(Data entries)
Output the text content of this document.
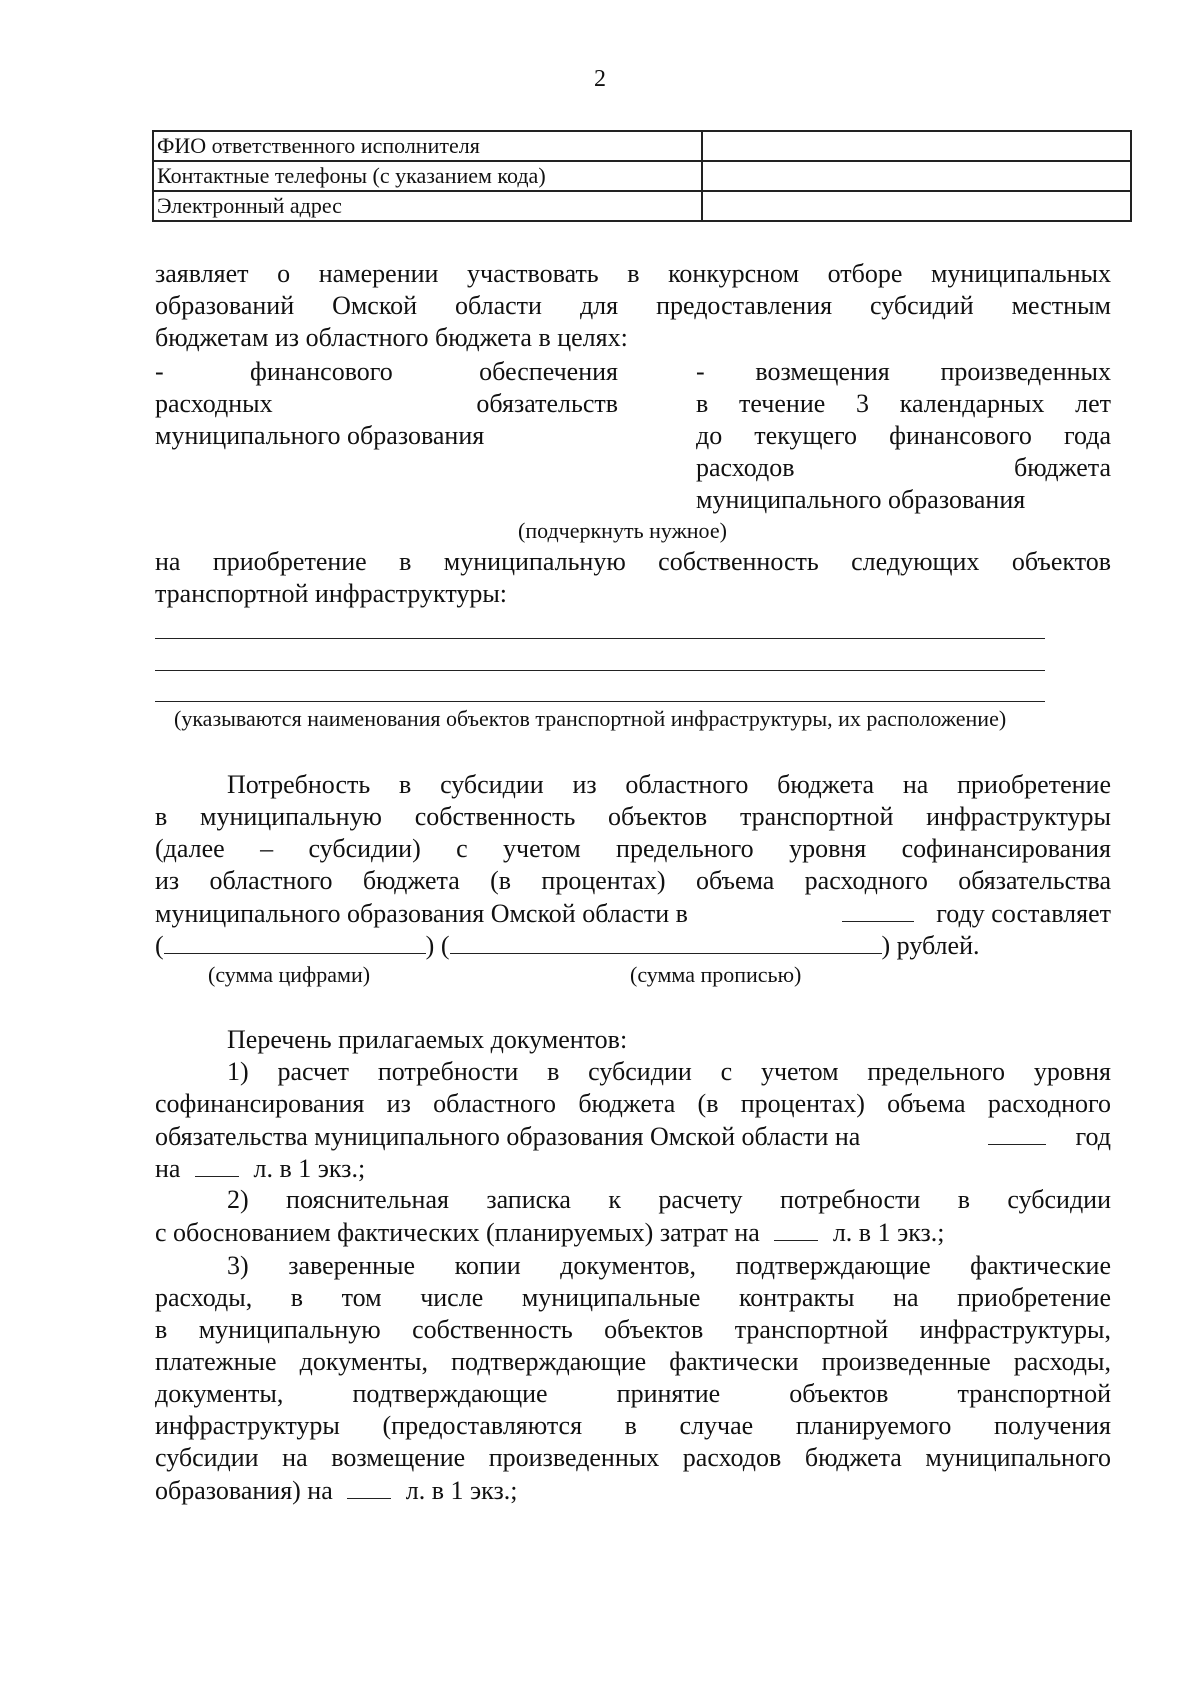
2
ФИО ответственного исполнителя	
Контактные телефоны (с указанием кода)	
Электронный адрес	
заявляет о намерении участвовать в конкурсном отборе муниципальных
образований Омской области для предоставления субсидий местным
бюджетам из областного бюджета в целях:
- финансового обеспечения
расходных обязательств
муниципального образования
- возмещения произведенных
в течение 3 календарных лет
до текущего финансового года
расходов бюджета
муниципального образования
(подчеркнуть нужное)
на приобретение в муниципальную собственность следующих объектов
транспортной инфраструктуры:
(указываются наименования объектов транспортной инфраструктуры, их расположение)
Потребность в субсидии из областного бюджета на приобретение
в муниципальную собственность объектов транспортной инфраструктуры
(далее – субсидии) с учетом предельного уровня софинансирования
из областного бюджета (в процентах) объема расходного обязательства
муниципального образования Омской области в	году составляет
(	) (	) рублей.
(сумма цифрами)	(сумма прописью)
Перечень прилагаемых документов:
1) расчет потребности в субсидии с учетом предельного уровня
софинансирования из областного бюджета (в процентах) объема расходного
обязательства муниципального образования Омской области на	год
на	л. в 1 экз.;
2) пояснительная записка к расчету потребности в субсидии
с обоснованием фактических (планируемых) затрат на	л. в 1 экз.;
3) заверенные копии документов, подтверждающие фактические
расходы, в том числе муниципальные контракты на приобретение
в муниципальную собственность объектов транспортной инфраструктуры,
платежные документы, подтверждающие фактически произведенные расходы,
документы, подтверждающие принятие объектов транспортной
инфраструктуры (предоставляются в случае планируемого получения
субсидии на возмещение произведенных расходов бюджета муниципального
образования) на	л. в 1 экз.;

## Problem to solve
Look through the listing and extract every line with "транспортной" in it.

## Solution to the exercise
транспортной инфраструктуры:
(указываются наименования объектов транспортной инфраструктуры, их расположение)
в муниципальную собственность объектов транспортной инфраструктуры
в муниципальную собственность объектов транспортной инфраструктуры,
документы, подтверждающие принятие объектов транспортной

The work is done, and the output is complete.